**Exercise goal:** Pictures within the data are to be left out; everything else must be reproduced exactly.

— BEGIN —

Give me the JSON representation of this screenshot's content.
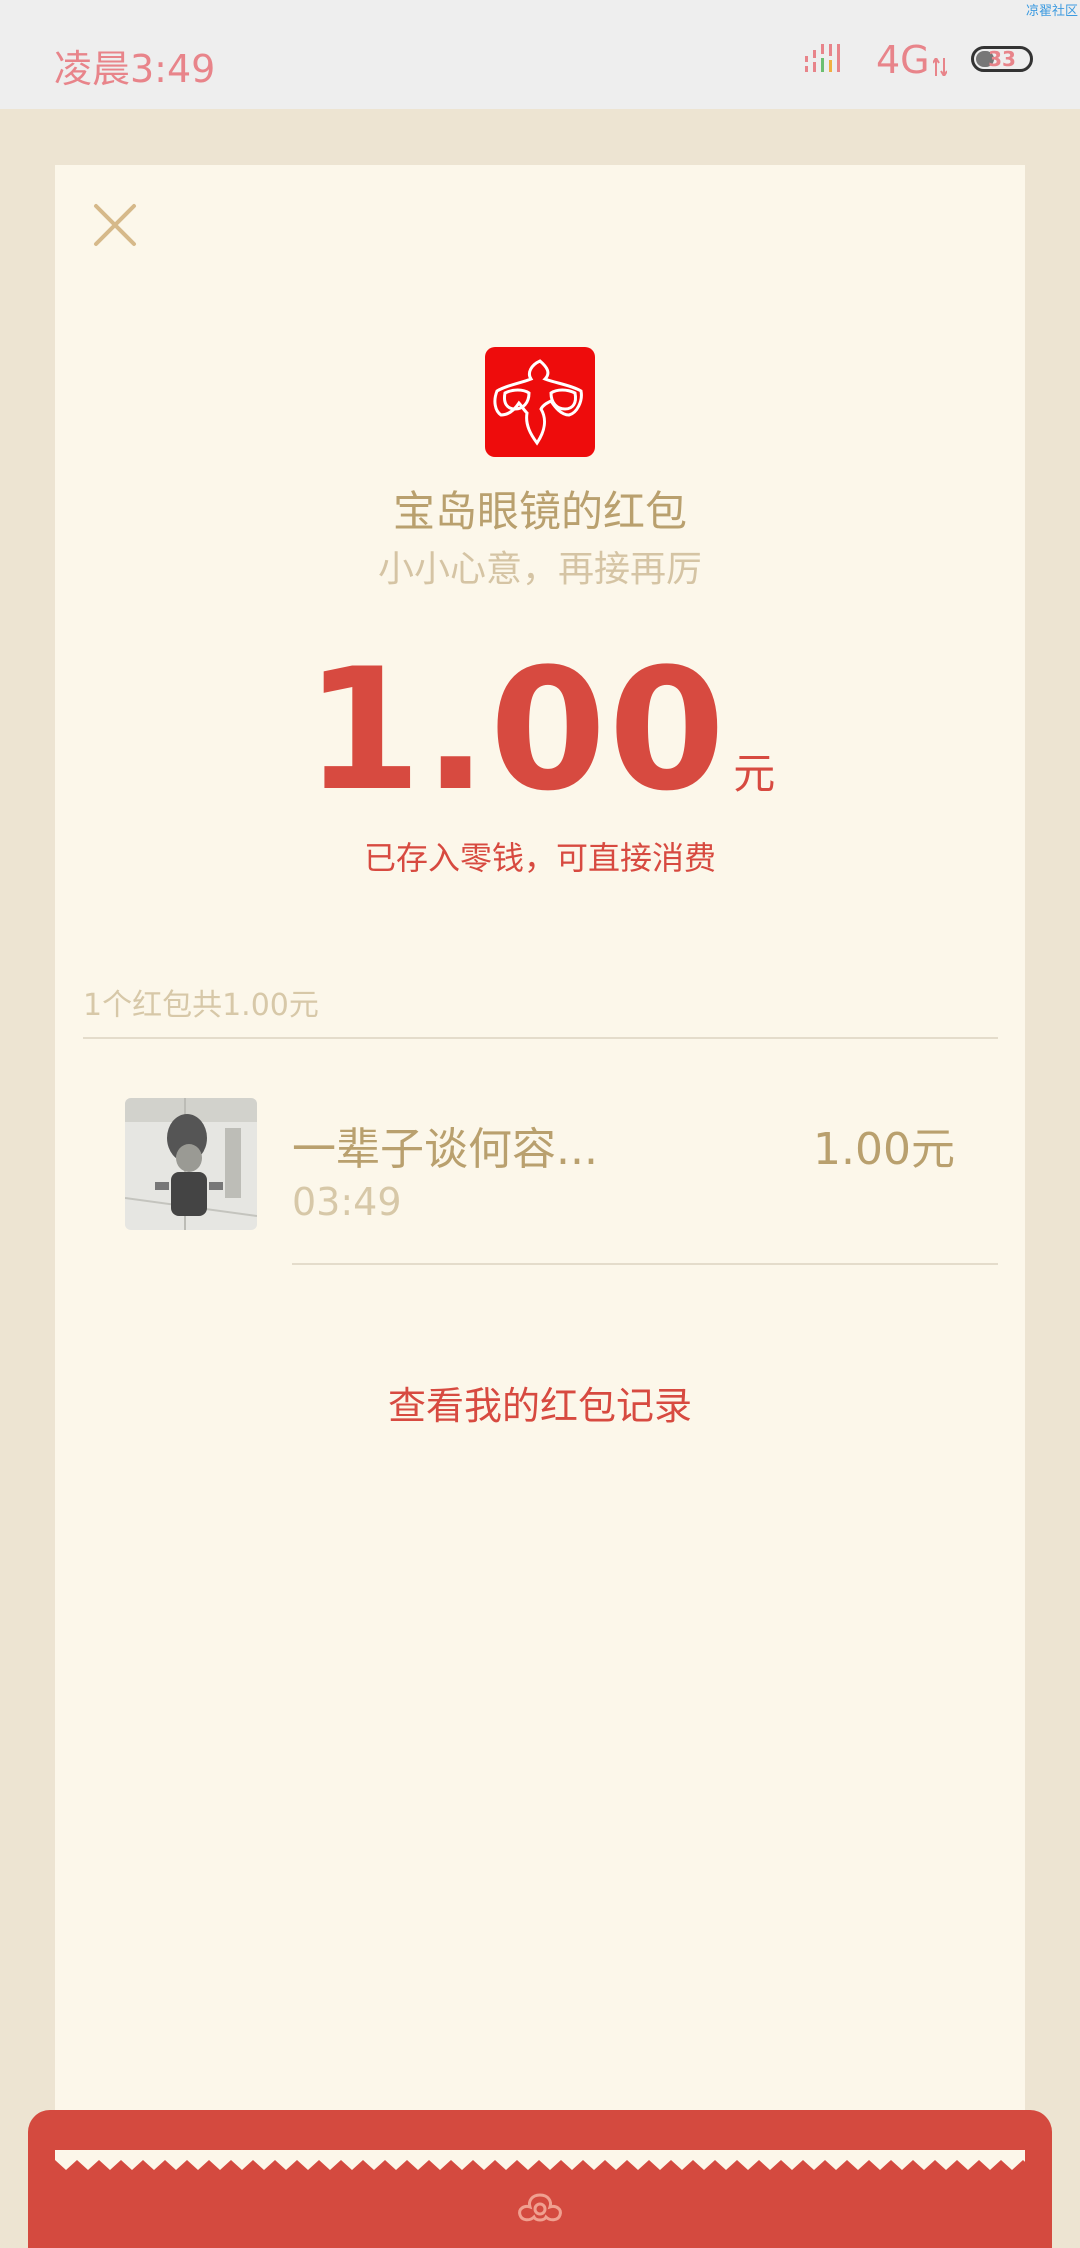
{
  "status_bar": {
    "time": "凌晨3:49",
    "network": "4G",
    "battery": "33",
    "watermark": "凉翟社区"
  },
  "red_packet": {
    "sender_title": "宝岛眼镜的红包",
    "greeting": "小小心意，再接再厉",
    "amount": "1.00",
    "amount_unit": "元",
    "stored_note": "已存入零钱，可直接消费",
    "summary": "1个红包共1.00元"
  },
  "records": [
    {
      "name": "一辈子谈何容...",
      "time": "03:49",
      "amount": "1.00元"
    }
  ],
  "history_link": "查看我的红包记录",
  "icons": {
    "close": "close-icon",
    "logo": "glasses-logo-icon",
    "emblem": "cloud-emblem-icon"
  },
  "colors": {
    "accent_red": "#d74a40",
    "gold_text": "#b9a06e",
    "card_bg": "#fcf7ea",
    "page_bg": "#ede4d2"
  }
}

— END —

**Response for this exercise:**
Give me the JSON representation of this screenshot's content.
{
  "status_bar": {
    "time": "凌晨3:49",
    "network": "4G",
    "battery": "33",
    "watermark": "凉翟社区"
  },
  "red_packet": {
    "sender_title": "宝岛眼镜的红包",
    "greeting": "小小心意，再接再厉",
    "amount": "1.00",
    "amount_unit": "元",
    "stored_note": "已存入零钱，可直接消费",
    "summary": "1个红包共1.00元"
  },
  "records": [
    {
      "name": "一辈子谈何容...",
      "time": "03:49",
      "amount": "1.00元"
    }
  ],
  "history_link": "查看我的红包记录",
  "icons": {
    "close": "close-icon",
    "logo": "glasses-logo-icon",
    "emblem": "cloud-emblem-icon"
  },
  "colors": {
    "accent_red": "#d74a40",
    "gold_text": "#b9a06e",
    "card_bg": "#fcf7ea",
    "page_bg": "#ede4d2"
  }
}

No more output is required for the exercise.